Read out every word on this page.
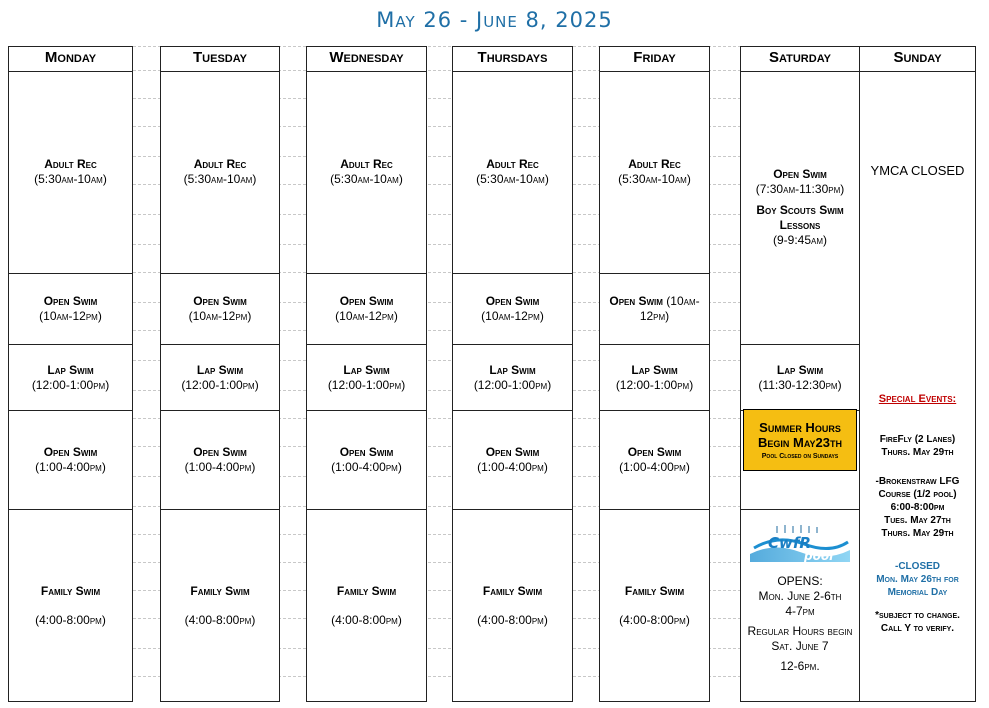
May 26 - June 8, 2025
Monday
Adult Rec
(5:30am-10am)
Open Swim
(10am-12pm)
Lap Swim
(12:00-1:00pm)
Open Swim
(1:00-4:00pm)
Family Swim
(4:00-8:00pm)
Tuesday
Adult Rec
(5:30am-10am)
Open Swim
(10am-12pm)
Lap Swim
(12:00-1:00pm)
Open Swim
(1:00-4:00pm)
Family Swim
(4:00-8:00pm)
Wednesday
Adult Rec
(5:30am-10am)
Open Swim
(10am-12pm)
Lap Swim
(12:00-1:00pm)
Open Swim
(1:00-4:00pm)
Family Swim
(4:00-8:00pm)
Thursdays
Adult Rec
(5:30am-10am)
Open Swim
(10am-12pm)
Lap Swim
(12:00-1:00pm)
Open Swim
(1:00-4:00pm)
Family Swim
(4:00-8:00pm)
Friday
Adult Rec
(5:30am-10am)
Open Swim (10am-12pm)
Lap Swim
(12:00-1:00pm)
Open Swim
(1:00-4:00pm)
Family Swim
(4:00-8:00pm)
Saturday
Open Swim
(7:30am-11:30pm)
Boy Scouts Swim Lessons
(9-9:45am)
Lap Swim
(11:30-12:30pm)
Summer Hours
Begin May23th
Pool Closed on Sundays
CwfR
pool
OPENS:
Mon. June 2-6th
4-7pm
Regular Hours begin Sat. June 7
12-6pm.
Sunday
YMCA CLOSED
Special Events:
FireFly (2 Lanes)
Thurs. May 29th
-Brokenstraw LFG Course (1/2 pool)
6:00-8:00pm
Tues. May 27th
Thurs. May 29th
-CLOSED
Mon. May 26th for Memorial Day
*subject to change.
Call Y to verify.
= = =
■ **WHAT YOU NEED TO DO**:
Check each line above for the word "Hours", and copy the lines where it appears.

■ **FULL RESPONSE**:
Summer Hours
Regular Hours begin Sat. June 7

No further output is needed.